▶ [SET TASK]: In the listing below, identify each line with the word "timestamp" and return those lines.

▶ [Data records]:
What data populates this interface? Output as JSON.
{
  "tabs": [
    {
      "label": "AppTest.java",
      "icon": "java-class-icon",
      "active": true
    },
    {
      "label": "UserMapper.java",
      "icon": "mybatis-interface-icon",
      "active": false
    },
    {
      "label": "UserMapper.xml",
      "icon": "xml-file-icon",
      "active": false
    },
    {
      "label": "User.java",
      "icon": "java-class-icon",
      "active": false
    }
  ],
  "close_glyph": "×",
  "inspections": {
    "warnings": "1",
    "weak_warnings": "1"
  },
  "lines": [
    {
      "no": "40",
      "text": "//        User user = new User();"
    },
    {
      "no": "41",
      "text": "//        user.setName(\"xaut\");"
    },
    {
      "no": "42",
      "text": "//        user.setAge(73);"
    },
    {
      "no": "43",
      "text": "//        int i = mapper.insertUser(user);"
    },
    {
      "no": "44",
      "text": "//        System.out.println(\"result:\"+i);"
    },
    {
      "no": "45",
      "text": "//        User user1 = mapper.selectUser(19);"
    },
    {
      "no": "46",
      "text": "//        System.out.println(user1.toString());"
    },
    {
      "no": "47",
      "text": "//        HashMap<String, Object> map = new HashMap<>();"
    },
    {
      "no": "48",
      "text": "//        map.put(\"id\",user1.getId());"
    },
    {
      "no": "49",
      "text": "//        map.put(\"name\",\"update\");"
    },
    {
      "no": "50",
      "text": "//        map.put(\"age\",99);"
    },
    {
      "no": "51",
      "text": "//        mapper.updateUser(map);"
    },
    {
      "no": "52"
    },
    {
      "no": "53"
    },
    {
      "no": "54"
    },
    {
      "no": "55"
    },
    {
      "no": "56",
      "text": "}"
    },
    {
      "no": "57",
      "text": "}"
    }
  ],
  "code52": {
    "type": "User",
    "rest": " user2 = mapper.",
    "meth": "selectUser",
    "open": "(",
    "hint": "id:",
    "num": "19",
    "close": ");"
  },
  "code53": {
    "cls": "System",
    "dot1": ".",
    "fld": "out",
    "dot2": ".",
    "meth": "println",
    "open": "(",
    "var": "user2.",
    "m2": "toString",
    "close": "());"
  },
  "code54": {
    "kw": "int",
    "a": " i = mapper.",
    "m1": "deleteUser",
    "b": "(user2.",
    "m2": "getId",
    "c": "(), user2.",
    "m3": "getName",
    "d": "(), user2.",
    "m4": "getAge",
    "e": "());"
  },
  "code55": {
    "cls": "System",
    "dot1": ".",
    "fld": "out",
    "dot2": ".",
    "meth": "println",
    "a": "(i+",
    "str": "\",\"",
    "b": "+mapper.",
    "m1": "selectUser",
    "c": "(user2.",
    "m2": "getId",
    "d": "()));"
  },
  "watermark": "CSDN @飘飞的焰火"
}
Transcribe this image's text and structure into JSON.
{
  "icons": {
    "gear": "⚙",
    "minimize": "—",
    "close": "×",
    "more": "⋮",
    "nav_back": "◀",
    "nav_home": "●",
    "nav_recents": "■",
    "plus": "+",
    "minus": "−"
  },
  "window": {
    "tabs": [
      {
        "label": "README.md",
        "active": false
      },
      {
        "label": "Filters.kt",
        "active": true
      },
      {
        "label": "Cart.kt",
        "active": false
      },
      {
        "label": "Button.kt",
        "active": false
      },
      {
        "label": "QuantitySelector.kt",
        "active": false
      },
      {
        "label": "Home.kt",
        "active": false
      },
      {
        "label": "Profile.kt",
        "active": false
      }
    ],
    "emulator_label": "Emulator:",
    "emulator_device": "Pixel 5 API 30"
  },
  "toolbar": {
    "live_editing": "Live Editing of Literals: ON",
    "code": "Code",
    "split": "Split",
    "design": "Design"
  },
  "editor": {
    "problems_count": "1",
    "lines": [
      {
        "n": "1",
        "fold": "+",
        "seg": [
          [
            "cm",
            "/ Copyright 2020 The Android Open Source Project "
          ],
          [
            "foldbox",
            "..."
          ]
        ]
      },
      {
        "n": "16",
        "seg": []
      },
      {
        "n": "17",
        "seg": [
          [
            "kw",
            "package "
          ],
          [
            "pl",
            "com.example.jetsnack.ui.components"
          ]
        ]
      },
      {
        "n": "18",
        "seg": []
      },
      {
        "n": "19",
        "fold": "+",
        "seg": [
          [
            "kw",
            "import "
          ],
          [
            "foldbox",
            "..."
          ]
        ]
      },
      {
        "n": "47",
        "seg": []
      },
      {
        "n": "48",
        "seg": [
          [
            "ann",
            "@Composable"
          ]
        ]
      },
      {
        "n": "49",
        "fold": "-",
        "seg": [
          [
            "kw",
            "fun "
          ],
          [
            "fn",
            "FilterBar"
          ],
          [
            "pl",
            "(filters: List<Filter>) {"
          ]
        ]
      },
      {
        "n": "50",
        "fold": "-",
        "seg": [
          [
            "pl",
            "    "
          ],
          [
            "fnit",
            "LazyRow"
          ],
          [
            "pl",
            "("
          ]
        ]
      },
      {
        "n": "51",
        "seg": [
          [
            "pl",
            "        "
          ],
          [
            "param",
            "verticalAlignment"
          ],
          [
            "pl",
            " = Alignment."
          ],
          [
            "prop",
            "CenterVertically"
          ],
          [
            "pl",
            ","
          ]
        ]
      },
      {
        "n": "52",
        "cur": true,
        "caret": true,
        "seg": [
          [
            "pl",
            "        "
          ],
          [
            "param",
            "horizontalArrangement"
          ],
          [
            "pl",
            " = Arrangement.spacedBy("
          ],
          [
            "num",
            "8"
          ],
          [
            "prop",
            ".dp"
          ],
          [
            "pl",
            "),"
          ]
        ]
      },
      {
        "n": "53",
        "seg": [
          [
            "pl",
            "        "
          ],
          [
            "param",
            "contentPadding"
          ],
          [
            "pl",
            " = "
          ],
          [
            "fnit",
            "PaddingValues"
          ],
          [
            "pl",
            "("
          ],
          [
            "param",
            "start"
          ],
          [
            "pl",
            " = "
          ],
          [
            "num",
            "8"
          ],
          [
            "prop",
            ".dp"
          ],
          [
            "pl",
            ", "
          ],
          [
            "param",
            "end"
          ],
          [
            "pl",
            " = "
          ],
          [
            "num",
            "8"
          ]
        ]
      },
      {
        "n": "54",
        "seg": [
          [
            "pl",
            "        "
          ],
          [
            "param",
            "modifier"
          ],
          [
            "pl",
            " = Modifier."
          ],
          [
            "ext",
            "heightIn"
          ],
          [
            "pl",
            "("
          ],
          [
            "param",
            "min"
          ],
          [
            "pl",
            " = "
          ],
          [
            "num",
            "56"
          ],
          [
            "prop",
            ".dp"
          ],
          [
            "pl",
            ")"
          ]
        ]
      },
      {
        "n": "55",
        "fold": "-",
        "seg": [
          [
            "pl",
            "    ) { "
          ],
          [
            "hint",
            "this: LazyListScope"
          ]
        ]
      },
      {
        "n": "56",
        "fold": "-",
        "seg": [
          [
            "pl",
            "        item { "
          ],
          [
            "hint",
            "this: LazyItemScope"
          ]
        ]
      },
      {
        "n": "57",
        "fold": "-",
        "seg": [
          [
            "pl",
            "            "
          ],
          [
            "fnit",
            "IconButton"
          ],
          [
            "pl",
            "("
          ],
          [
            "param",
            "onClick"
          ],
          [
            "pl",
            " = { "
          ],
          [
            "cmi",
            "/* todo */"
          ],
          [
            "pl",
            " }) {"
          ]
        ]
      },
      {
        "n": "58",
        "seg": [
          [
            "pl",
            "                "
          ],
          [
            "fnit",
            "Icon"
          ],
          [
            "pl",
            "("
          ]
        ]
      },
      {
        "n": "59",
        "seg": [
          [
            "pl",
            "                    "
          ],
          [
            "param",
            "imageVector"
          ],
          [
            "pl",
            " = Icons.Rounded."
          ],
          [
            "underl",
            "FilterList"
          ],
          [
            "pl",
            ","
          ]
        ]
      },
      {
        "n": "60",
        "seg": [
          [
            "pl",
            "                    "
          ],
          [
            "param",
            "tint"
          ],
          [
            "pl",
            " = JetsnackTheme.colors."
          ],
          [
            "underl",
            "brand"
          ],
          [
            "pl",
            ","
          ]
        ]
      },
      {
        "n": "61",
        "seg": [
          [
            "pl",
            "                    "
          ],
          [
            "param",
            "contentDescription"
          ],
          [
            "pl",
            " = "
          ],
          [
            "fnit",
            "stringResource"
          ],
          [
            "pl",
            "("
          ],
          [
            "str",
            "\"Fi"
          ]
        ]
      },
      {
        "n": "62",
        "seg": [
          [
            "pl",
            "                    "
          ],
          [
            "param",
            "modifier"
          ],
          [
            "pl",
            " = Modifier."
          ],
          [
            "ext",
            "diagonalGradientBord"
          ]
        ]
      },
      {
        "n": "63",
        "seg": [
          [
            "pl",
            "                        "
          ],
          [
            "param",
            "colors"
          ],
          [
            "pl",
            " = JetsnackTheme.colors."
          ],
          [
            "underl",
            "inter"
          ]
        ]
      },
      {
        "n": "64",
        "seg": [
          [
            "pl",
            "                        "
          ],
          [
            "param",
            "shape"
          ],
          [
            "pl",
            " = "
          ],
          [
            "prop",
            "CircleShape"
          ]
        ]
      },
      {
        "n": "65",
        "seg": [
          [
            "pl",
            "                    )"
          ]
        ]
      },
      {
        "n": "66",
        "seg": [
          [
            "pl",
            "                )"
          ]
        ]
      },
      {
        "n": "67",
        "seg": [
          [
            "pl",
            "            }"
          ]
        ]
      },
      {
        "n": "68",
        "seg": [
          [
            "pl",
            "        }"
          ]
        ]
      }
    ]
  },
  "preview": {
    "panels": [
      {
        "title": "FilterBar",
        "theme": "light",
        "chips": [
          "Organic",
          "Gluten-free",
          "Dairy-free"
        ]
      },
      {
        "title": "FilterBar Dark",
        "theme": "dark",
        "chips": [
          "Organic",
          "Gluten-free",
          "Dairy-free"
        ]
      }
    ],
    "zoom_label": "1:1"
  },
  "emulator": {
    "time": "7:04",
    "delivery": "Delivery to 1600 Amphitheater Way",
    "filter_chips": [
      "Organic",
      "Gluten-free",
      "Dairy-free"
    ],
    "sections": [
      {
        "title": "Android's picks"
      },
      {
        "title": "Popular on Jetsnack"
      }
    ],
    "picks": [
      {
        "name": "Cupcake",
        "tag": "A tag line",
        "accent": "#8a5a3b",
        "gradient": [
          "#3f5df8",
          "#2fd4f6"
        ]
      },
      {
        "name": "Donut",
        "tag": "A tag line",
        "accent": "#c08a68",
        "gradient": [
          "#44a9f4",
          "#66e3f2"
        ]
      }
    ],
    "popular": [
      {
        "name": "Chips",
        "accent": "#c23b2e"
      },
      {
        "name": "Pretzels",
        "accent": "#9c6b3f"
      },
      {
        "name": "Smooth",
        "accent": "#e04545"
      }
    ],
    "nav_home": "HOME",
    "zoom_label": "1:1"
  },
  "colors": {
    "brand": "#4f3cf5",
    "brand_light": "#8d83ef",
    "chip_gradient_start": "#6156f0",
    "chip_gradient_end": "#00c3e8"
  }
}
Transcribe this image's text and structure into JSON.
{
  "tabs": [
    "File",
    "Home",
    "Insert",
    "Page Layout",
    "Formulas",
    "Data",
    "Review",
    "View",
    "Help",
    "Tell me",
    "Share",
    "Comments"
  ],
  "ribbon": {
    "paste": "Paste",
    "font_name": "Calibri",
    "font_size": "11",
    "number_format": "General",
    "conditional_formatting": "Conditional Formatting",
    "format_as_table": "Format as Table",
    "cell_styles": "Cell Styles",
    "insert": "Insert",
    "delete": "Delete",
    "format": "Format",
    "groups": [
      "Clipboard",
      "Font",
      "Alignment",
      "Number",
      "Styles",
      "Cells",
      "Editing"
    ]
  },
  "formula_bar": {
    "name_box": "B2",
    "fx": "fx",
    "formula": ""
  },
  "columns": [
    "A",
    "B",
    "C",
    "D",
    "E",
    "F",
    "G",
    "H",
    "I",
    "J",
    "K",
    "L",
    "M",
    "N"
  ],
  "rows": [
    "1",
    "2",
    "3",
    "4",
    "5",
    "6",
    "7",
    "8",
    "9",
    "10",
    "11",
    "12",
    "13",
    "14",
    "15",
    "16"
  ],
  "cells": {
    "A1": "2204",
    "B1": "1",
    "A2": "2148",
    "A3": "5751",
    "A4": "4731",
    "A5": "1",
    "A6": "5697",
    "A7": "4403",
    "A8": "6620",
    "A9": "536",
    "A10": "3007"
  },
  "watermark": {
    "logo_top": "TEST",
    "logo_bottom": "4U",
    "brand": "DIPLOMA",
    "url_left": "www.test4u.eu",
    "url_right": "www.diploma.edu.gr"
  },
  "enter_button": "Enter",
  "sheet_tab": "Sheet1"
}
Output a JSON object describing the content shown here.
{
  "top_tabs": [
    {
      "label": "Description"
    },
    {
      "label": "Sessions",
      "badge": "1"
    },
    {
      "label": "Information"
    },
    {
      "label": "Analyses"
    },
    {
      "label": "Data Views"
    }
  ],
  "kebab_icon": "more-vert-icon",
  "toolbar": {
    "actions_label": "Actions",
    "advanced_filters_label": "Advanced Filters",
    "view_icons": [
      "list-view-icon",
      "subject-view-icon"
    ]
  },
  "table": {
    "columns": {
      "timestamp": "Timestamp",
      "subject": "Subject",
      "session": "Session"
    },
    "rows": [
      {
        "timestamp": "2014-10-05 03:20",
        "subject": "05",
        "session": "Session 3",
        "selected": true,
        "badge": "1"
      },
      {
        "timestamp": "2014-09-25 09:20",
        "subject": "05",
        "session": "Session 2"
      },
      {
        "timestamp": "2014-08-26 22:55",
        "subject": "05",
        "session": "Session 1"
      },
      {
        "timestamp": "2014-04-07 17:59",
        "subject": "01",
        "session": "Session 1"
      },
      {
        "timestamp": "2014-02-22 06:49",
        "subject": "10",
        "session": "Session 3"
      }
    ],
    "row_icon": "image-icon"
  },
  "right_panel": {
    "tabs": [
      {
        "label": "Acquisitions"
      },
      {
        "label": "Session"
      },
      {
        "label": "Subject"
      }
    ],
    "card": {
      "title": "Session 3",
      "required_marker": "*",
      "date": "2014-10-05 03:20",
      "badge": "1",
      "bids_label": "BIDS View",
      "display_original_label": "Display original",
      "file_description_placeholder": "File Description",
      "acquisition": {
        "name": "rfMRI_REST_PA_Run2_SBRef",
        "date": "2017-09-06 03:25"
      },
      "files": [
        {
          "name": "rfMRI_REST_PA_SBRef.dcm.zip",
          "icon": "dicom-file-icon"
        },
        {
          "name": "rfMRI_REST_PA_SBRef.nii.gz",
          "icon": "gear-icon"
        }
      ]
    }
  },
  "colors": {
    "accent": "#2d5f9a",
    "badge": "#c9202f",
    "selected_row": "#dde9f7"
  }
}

▶ [FINAL ANSWER]:
      "timestamp": "Timestamp",
        "timestamp": "2014-10-05 03:20",
        "timestamp": "2014-09-25 09:20",
        "timestamp": "2014-08-26 22:55",
        "timestamp": "2014-04-07 17:59",
        "timestamp": "2014-02-22 06:49",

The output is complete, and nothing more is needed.